What to produce: Set each record down exactly, excluding all images.

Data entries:
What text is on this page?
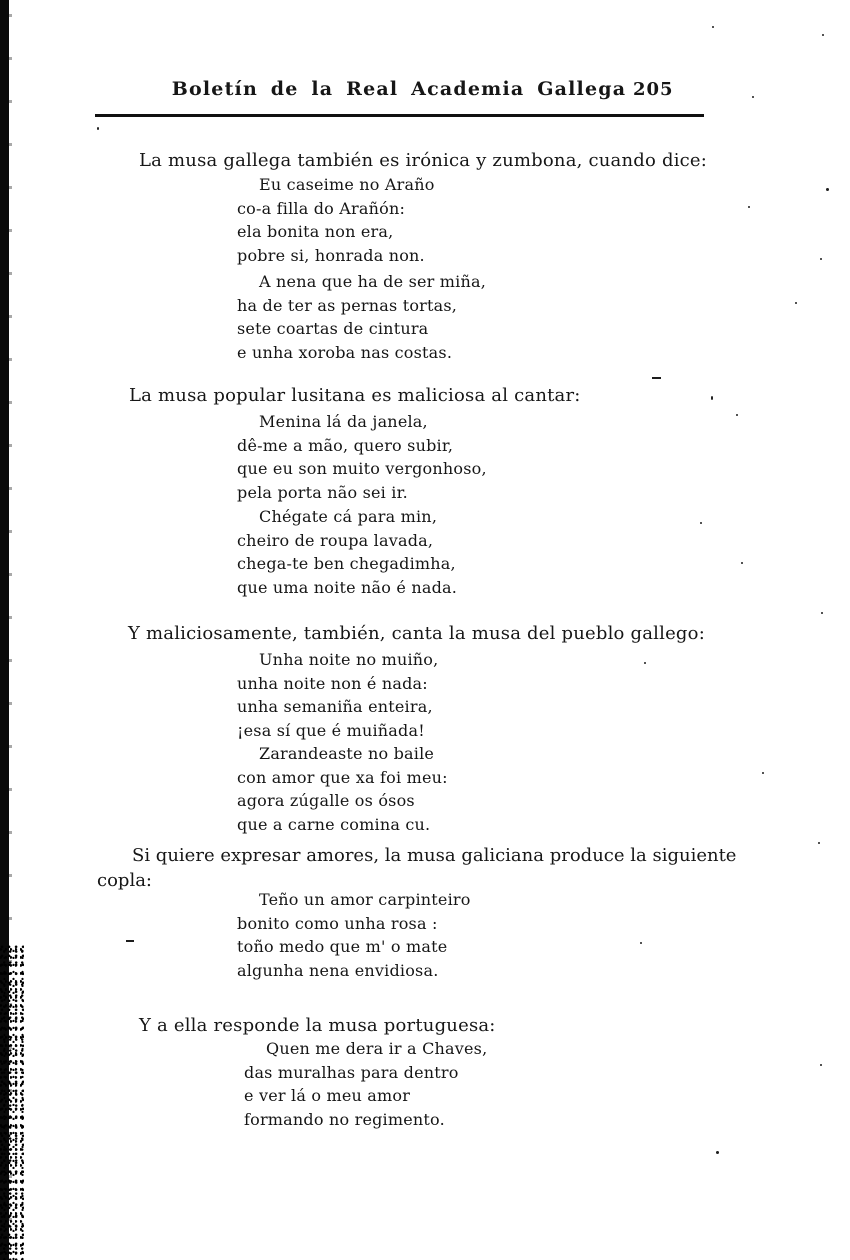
Boletín de la Real Academia Gallega 205

La musa gallega también es irónica y zumbona, cuando dice:

Eu caseime no Araño
co-a filla do Arañón:
ela bonita non era,
pobre si, honrada non.
A nena que ha de ser miña,
ha de ter as pernas tortas,
sete coartas de cintura
e unha xoroba nas costas.

La musa popular lusitana es maliciosa al cantar:

Menina lá da janela,
dê-me a mão, quero subir,
que eu son muito vergonhoso,
pela porta não sei ir.
Chégate cá para min,
cheiro de roupa lavada,
chega-te ben chegadimha,
que uma noite não é nada.

Y maliciosamente, también, canta la musa del pueblo gallego:

Unha noite no muiño,
unha noite non é nada:
unha semaniña enteira,
¡esa sí que é muiñada!
Zarandeaste no baile
con amor que xa foi meu:
agora zúgalle os ósos
que a carne comina cu.
Si quiere expresar amores, la musa galiciana produce la siguiente
copla:
Teño un amor carpinteiro
bonito como unha rosa :
toño medo que m' o mate
algunha nena envidiosa.

Y a ella responde la musa portuguesa:

Quen me dera ir a Chaves,
das muralhas para dentro
e ver lá o meu amor
formando no regimento.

Result for this exercise:
What text is on this page?
Boletín de la Real Academia Gallega 205

La musa gallega también es irónica y zumbona, cuando dice:

Eu caseime no Araño
co-a filla do Arañón:
ela bonita non era,
pobre si, honrada non.
A nena que ha de ser miña,
ha de ter as pernas tortas,
sete coartas de cintura
e unha xoroba nas costas.

La musa popular lusitana es maliciosa al cantar:

Menina lá da janela,
dê-me a mão, quero subir,
que eu son muito vergonhoso,
pela porta não sei ir.
Chégate cá para min,
cheiro de roupa lavada,
chega-te ben chegadimha,
que uma noite não é nada.

Y maliciosamente, también, canta la musa del pueblo gallego:

Unha noite no muiño,
unha noite non é nada:
unha semaniña enteira,
¡esa sí que é muiñada!
Zarandeaste no baile
con amor que xa foi meu:
agora zúgalle os ósos
que a carne comina cu.
Si quiere expresar amores, la musa galiciana produce la siguiente
copla:
Teño un amor carpinteiro
bonito como unha rosa :
toño medo que m' o mate
algunha nena envidiosa.

Y a ella responde la musa portuguesa:

Quen me dera ir a Chaves,
das muralhas para dentro
e ver lá o meu amor
formando no regimento.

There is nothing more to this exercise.